STORED DATA:
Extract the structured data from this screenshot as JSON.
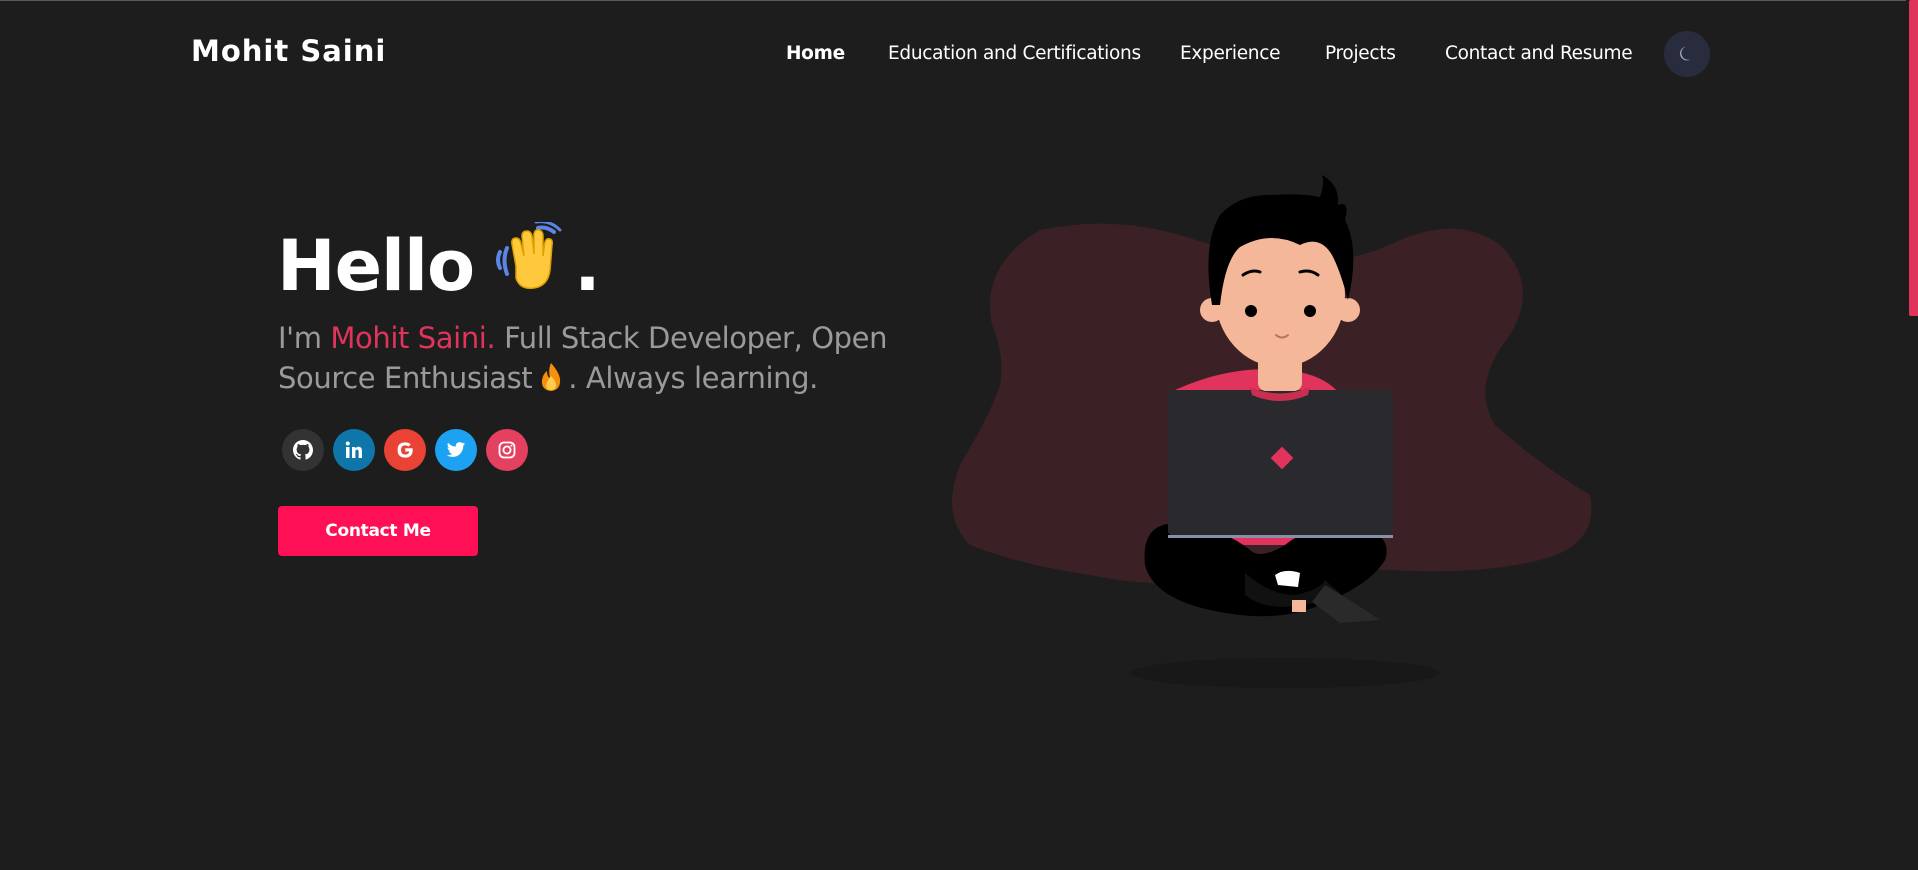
{
  "header": {
    "logo": "Mohit Saini",
    "nav": [
      {
        "label": "Home",
        "active": true
      },
      {
        "label": "Education and Certifications",
        "active": false
      },
      {
        "label": "Experience",
        "active": false
      },
      {
        "label": "Projects",
        "active": false
      },
      {
        "label": "Contact and Resume",
        "active": false
      }
    ],
    "theme_toggle_icon": "moon-icon"
  },
  "hero": {
    "greeting": "Hello",
    "greeting_emoji": "waving-hand-icon",
    "greeting_end": ".",
    "subtitle_prefix": "I'm ",
    "name": "Mohit Saini.",
    "subtitle_part1": " Full Stack Developer, Open Source Enthusiast",
    "subtitle_emoji": "fire-icon",
    "subtitle_part2": ". Always learning.",
    "socials": [
      {
        "icon": "github-icon",
        "color": "#333333"
      },
      {
        "icon": "linkedin-icon",
        "color": "#0e76a8"
      },
      {
        "icon": "google-icon",
        "color": "#ea4335"
      },
      {
        "icon": "twitter-icon",
        "color": "#1da1f2"
      },
      {
        "icon": "instagram-icon",
        "color": "#e4405f"
      }
    ],
    "cta_label": "Contact Me",
    "illustration": "developer-with-laptop-illustration"
  },
  "colors": {
    "background": "#1d1d1d",
    "accent": "#e0345c",
    "button": "#ff0f55",
    "blob": "#3b2025"
  }
}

DIRECTIONS FOR THIS TASK: Make an exact copy of the listing above. Do not include the pictures.

RESULT BELOW:
Extract the structured data from this screenshot as JSON.
{
  "header": {
    "logo": "Mohit Saini",
    "nav": [
      {
        "label": "Home",
        "active": true
      },
      {
        "label": "Education and Certifications",
        "active": false
      },
      {
        "label": "Experience",
        "active": false
      },
      {
        "label": "Projects",
        "active": false
      },
      {
        "label": "Contact and Resume",
        "active": false
      }
    ],
    "theme_toggle_icon": "moon-icon"
  },
  "hero": {
    "greeting": "Hello",
    "greeting_emoji": "waving-hand-icon",
    "greeting_end": ".",
    "subtitle_prefix": "I'm ",
    "name": "Mohit Saini.",
    "subtitle_part1": " Full Stack Developer, Open Source Enthusiast",
    "subtitle_emoji": "fire-icon",
    "subtitle_part2": ". Always learning.",
    "socials": [
      {
        "icon": "github-icon",
        "color": "#333333"
      },
      {
        "icon": "linkedin-icon",
        "color": "#0e76a8"
      },
      {
        "icon": "google-icon",
        "color": "#ea4335"
      },
      {
        "icon": "twitter-icon",
        "color": "#1da1f2"
      },
      {
        "icon": "instagram-icon",
        "color": "#e4405f"
      }
    ],
    "cta_label": "Contact Me",
    "illustration": "developer-with-laptop-illustration"
  },
  "colors": {
    "background": "#1d1d1d",
    "accent": "#e0345c",
    "button": "#ff0f55",
    "blob": "#3b2025"
  }
}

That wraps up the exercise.